◆ **Data records**:
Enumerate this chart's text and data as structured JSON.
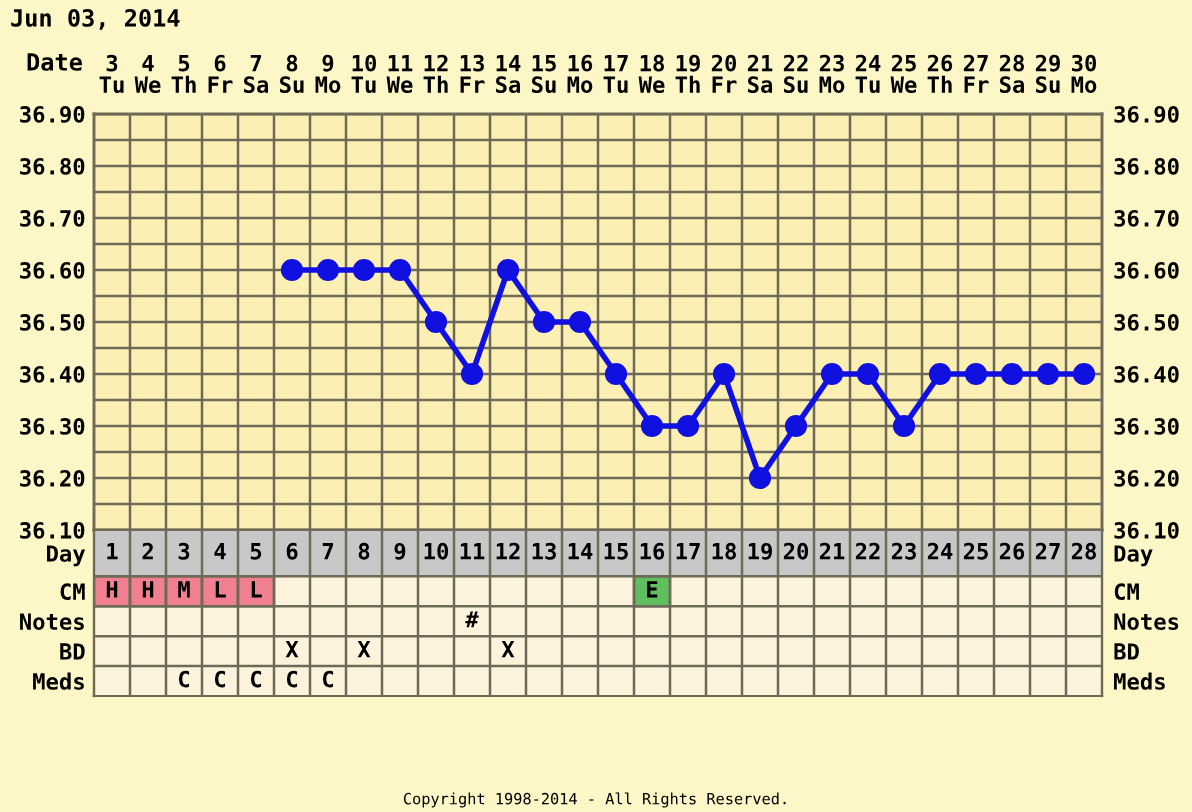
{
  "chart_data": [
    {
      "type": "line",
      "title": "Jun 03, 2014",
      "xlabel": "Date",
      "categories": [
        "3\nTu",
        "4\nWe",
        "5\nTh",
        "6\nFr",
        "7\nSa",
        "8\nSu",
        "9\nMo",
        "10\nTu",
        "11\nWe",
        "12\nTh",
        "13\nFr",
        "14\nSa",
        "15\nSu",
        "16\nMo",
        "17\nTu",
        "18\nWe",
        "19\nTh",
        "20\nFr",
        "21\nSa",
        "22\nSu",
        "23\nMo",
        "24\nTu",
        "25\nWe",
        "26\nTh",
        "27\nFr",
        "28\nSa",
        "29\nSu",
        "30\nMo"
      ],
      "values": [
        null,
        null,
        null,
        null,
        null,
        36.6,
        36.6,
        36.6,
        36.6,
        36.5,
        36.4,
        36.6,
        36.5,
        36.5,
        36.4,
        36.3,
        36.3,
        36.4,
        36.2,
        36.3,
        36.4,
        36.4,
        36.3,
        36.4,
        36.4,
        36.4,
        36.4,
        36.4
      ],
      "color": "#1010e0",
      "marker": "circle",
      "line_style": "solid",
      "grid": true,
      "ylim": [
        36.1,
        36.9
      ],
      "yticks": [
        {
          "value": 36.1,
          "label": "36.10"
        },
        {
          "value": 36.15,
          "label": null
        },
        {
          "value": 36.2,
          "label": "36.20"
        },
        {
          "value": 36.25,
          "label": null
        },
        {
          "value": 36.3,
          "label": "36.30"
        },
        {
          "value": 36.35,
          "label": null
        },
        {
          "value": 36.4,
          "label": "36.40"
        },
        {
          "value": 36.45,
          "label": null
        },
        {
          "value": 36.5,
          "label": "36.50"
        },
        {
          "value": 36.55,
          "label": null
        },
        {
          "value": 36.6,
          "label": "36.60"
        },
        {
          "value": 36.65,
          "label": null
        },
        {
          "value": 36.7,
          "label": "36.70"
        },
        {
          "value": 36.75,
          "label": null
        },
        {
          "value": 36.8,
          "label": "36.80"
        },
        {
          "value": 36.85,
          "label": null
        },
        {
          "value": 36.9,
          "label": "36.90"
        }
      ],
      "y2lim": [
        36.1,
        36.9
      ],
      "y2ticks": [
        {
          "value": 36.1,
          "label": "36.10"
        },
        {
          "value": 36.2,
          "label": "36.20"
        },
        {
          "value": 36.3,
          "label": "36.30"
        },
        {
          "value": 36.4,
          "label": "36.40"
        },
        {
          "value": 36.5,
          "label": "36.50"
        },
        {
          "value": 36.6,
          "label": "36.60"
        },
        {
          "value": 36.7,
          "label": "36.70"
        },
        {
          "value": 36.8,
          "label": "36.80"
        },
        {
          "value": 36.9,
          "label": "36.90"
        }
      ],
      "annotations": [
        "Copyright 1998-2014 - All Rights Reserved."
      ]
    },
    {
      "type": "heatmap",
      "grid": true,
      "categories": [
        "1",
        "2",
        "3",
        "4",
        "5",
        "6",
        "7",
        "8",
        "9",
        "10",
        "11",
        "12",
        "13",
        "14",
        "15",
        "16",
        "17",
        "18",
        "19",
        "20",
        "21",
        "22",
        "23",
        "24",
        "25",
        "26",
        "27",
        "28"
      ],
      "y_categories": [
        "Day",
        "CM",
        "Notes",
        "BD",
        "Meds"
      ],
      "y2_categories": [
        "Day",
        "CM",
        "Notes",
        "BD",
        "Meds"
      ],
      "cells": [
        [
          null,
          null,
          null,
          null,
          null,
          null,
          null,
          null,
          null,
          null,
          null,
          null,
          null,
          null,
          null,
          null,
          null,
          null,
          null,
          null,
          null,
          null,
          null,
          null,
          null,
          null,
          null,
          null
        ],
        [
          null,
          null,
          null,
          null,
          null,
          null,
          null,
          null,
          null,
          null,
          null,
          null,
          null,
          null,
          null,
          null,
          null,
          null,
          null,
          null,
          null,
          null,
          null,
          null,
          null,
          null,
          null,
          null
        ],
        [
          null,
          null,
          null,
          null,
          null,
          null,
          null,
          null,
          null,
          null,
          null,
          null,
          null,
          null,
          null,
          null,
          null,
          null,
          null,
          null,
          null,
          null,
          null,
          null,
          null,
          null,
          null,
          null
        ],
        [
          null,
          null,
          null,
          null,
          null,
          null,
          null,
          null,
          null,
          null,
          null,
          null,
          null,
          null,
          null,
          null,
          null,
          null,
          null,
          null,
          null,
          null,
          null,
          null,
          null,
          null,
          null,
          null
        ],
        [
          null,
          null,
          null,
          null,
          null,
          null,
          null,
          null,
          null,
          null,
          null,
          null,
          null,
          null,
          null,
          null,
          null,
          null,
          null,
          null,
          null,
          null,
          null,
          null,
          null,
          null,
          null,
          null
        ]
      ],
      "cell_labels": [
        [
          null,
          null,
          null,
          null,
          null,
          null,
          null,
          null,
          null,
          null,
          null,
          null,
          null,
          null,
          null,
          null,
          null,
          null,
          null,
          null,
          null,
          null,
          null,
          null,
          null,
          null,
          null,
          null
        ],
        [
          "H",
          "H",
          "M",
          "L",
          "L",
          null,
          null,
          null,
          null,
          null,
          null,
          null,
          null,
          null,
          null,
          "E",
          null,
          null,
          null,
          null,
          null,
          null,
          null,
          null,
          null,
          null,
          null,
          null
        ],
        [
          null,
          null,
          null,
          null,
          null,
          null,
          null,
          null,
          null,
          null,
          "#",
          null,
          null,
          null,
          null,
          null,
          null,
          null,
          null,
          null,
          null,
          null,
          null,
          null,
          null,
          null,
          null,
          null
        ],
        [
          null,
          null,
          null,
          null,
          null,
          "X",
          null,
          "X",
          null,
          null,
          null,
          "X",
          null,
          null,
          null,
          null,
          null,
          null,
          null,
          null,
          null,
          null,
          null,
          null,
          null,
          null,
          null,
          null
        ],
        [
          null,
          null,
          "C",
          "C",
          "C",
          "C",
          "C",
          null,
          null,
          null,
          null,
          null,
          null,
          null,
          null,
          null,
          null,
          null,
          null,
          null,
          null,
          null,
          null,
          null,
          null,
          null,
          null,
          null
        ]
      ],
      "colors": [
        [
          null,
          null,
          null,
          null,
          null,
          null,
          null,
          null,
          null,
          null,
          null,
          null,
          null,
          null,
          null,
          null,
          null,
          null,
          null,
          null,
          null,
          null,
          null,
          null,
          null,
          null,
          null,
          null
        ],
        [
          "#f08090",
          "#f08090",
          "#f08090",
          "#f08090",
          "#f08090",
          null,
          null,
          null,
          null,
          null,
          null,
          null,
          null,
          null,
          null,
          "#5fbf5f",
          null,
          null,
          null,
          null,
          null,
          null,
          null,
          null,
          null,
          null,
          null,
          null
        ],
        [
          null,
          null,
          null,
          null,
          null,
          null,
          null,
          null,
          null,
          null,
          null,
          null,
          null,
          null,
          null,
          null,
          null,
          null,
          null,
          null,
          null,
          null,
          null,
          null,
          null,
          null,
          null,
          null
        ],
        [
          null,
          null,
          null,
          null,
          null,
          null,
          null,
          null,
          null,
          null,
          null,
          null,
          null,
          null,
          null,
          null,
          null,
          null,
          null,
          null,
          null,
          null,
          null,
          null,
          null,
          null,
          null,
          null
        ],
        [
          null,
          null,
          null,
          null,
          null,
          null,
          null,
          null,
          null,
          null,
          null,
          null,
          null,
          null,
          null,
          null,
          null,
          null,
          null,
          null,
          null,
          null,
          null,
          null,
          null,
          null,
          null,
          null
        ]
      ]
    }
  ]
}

==

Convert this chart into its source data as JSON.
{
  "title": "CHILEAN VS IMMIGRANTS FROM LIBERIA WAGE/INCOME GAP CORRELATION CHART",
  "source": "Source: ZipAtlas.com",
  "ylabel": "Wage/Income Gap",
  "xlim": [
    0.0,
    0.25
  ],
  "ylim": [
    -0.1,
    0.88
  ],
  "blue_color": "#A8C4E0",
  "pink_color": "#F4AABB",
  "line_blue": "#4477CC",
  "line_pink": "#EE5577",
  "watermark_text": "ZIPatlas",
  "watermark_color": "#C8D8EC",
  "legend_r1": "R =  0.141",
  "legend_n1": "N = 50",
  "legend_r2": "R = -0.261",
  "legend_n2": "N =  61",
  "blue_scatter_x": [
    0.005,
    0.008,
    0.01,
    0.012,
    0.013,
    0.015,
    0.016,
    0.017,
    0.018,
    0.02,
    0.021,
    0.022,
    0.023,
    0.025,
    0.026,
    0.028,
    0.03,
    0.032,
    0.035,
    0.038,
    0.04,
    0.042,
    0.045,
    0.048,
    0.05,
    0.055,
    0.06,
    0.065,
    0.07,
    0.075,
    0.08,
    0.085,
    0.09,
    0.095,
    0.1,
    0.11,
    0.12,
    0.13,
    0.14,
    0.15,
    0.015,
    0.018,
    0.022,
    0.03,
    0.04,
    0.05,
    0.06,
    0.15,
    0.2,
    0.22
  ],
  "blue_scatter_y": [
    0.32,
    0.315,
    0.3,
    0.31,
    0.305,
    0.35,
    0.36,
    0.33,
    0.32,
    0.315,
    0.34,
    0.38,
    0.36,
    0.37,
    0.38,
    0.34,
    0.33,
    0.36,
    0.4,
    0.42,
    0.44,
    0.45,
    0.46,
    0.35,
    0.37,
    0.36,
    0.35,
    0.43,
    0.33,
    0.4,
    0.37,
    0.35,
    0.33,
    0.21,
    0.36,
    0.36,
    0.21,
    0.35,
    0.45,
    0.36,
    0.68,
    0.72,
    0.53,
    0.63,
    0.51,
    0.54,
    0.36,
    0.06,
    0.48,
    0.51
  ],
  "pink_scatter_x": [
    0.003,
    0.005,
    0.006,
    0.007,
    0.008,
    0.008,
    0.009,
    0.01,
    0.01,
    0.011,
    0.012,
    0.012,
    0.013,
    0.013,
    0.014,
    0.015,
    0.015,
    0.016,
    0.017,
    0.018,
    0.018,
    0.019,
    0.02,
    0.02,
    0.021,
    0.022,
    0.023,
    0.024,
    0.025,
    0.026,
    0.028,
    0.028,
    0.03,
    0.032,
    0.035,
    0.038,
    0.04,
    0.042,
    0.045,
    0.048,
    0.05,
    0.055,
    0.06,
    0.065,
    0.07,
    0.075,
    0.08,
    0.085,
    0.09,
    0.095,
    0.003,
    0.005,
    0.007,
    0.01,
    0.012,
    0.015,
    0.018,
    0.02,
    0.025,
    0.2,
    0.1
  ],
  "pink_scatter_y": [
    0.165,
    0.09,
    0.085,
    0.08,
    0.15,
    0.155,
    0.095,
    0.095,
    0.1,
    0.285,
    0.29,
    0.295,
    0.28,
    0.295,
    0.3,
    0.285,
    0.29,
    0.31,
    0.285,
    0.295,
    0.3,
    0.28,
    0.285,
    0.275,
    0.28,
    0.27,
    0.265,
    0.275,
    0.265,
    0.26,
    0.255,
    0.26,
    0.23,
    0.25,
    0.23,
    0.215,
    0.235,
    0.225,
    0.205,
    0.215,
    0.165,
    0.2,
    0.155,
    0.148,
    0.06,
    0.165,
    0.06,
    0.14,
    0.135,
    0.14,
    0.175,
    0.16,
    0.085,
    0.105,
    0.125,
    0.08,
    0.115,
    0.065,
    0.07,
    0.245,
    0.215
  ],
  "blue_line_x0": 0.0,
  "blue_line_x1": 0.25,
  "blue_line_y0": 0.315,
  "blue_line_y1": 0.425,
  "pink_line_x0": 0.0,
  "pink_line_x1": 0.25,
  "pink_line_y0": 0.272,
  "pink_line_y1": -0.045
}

◆ **To be done**: Check every line of the data, and copy the ones that contain "this".

◆ **Correct output**:
Enumerate this chart's text and data as structured JSON.
Convert this chart into its source data as JSON.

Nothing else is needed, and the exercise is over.